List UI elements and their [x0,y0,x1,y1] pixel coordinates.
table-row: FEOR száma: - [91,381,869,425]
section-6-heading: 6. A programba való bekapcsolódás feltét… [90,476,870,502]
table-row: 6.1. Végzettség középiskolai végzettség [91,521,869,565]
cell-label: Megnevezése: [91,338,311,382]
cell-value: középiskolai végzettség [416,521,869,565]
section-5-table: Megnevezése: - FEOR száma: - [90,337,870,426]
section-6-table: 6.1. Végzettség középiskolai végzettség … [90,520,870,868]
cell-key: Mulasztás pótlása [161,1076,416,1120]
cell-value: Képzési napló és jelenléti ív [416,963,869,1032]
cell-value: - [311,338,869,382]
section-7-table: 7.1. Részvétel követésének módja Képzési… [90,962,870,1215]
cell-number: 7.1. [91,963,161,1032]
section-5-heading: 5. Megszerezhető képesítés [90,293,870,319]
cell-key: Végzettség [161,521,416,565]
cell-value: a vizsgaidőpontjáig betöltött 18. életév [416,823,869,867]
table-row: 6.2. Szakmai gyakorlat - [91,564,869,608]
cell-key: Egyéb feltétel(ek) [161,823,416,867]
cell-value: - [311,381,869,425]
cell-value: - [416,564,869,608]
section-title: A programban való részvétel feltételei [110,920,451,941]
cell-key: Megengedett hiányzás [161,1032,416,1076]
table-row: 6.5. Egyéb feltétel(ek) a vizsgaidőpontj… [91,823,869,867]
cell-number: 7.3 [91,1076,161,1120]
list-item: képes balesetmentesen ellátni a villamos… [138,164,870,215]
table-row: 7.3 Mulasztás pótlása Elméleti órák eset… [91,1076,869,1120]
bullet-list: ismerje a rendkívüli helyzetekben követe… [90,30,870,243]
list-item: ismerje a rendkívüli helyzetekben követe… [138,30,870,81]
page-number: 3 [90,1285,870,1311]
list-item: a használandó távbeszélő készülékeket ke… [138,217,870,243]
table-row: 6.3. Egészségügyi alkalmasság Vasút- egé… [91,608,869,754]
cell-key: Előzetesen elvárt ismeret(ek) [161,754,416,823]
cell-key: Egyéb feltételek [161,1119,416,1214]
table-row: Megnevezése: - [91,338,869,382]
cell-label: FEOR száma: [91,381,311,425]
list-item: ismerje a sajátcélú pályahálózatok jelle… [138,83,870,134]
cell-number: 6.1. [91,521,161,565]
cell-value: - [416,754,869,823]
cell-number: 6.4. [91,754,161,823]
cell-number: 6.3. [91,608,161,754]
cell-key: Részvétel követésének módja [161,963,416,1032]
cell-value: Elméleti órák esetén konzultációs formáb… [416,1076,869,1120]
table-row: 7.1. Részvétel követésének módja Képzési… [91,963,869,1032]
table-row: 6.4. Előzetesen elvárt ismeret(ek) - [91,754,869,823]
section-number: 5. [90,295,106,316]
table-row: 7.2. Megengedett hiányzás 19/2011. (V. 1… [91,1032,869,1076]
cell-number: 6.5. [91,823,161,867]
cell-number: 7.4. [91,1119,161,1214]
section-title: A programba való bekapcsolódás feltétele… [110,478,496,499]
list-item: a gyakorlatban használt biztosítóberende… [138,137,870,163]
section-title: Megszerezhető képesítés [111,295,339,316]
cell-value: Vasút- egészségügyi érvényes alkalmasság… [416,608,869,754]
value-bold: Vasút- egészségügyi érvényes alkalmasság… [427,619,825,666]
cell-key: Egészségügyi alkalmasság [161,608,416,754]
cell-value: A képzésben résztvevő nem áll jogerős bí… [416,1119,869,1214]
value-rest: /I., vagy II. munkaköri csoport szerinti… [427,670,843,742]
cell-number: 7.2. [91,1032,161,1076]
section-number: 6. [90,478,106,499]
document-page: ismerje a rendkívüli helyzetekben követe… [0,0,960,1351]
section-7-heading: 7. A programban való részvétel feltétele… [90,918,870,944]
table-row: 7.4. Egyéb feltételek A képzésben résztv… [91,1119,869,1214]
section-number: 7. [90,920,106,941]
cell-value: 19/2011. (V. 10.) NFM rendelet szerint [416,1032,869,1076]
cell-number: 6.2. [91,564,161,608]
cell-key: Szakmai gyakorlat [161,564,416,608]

- _Task description_
Copy the rows above, swapping every "table-row" for "table-line" and leaving everything else as it is.

- _Answer to the exercise_
List UI elements and their [x0,y0,x1,y1] pixel coordinates.
table-line: FEOR száma: - [91,381,869,425]
section-6-heading: 6. A programba való bekapcsolódás feltét… [90,476,870,502]
table-line: 6.1. Végzettség középiskolai végzettség [91,521,869,565]
cell-label: Megnevezése: [91,338,311,382]
cell-value: középiskolai végzettség [416,521,869,565]
section-5-table: Megnevezése: - FEOR száma: - [90,337,870,426]
section-6-table: 6.1. Végzettség középiskolai végzettség … [90,520,870,868]
cell-key: Mulasztás pótlása [161,1076,416,1120]
cell-value: Képzési napló és jelenléti ív [416,963,869,1032]
cell-value: - [311,338,869,382]
section-7-table: 7.1. Részvétel követésének módja Képzési… [90,962,870,1215]
cell-number: 7.1. [91,963,161,1032]
section-5-heading: 5. Megszerezhető képesítés [90,293,870,319]
cell-key: Végzettség [161,521,416,565]
cell-value: a vizsgaidőpontjáig betöltött 18. életév [416,823,869,867]
table-line: 6.2. Szakmai gyakorlat - [91,564,869,608]
cell-key: Egyéb feltétel(ek) [161,823,416,867]
cell-value: - [311,381,869,425]
cell-value: - [416,564,869,608]
section-title: A programban való részvétel feltételei [110,920,451,941]
cell-key: Megengedett hiányzás [161,1032,416,1076]
table-line: 6.5. Egyéb feltétel(ek) a vizsgaidőpontj… [91,823,869,867]
cell-number: 7.3 [91,1076,161,1120]
list-item: képes balesetmentesen ellátni a villamos… [138,164,870,215]
table-line: 7.3 Mulasztás pótlása Elméleti órák eset… [91,1076,869,1120]
bullet-list: ismerje a rendkívüli helyzetekben követe… [90,30,870,243]
list-item: ismerje a rendkívüli helyzetekben követe… [138,30,870,81]
page-number: 3 [90,1285,870,1311]
list-item: a használandó távbeszélő készülékeket ke… [138,217,870,243]
table-line: 6.3. Egészségügyi alkalmasság Vasút- egé… [91,608,869,754]
cell-key: Előzetesen elvárt ismeret(ek) [161,754,416,823]
cell-key: Egyéb feltételek [161,1119,416,1214]
table-line: Megnevezése: - [91,338,869,382]
cell-label: FEOR száma: [91,381,311,425]
list-item: ismerje a sajátcélú pályahálózatok jelle… [138,83,870,134]
cell-number: 6.1. [91,521,161,565]
cell-value: - [416,754,869,823]
cell-number: 6.4. [91,754,161,823]
cell-number: 6.3. [91,608,161,754]
cell-key: Részvétel követésének módja [161,963,416,1032]
cell-value: Elméleti órák esetén konzultációs formáb… [416,1076,869,1120]
table-line: 7.1. Részvétel követésének módja Képzési… [91,963,869,1032]
table-line: 6.4. Előzetesen elvárt ismeret(ek) - [91,754,869,823]
section-number: 5. [90,295,106,316]
table-line: 7.2. Megengedett hiányzás 19/2011. (V. 1… [91,1032,869,1076]
cell-number: 6.5. [91,823,161,867]
cell-number: 7.4. [91,1119,161,1214]
section-title: A programba való bekapcsolódás feltétele… [110,478,496,499]
list-item: a gyakorlatban használt biztosítóberende… [138,137,870,163]
section-title: Megszerezhető képesítés [111,295,339,316]
cell-value: Vasút- egészségügyi érvényes alkalmasság… [416,608,869,754]
value-bold: Vasút- egészségügyi érvényes alkalmasság… [427,619,825,666]
cell-key: Egészségügyi alkalmasság [161,608,416,754]
cell-value: A képzésben résztvevő nem áll jogerős bí… [416,1119,869,1214]
value-rest: /I., vagy II. munkaköri csoport szerinti… [427,670,843,742]
cell-number: 7.2. [91,1032,161,1076]
section-number: 6. [90,478,106,499]
document-page: ismerje a rendkívüli helyzetekben követe… [0,0,960,1351]
section-7-heading: 7. A programban való részvétel feltétele… [90,918,870,944]
table-line: 7.4. Egyéb feltételek A képzésben résztv… [91,1119,869,1214]
section-number: 7. [90,920,106,941]
cell-value: 19/2011. (V. 10.) NFM rendelet szerint [416,1032,869,1076]
cell-number: 6.2. [91,564,161,608]
cell-key: Szakmai gyakorlat [161,564,416,608]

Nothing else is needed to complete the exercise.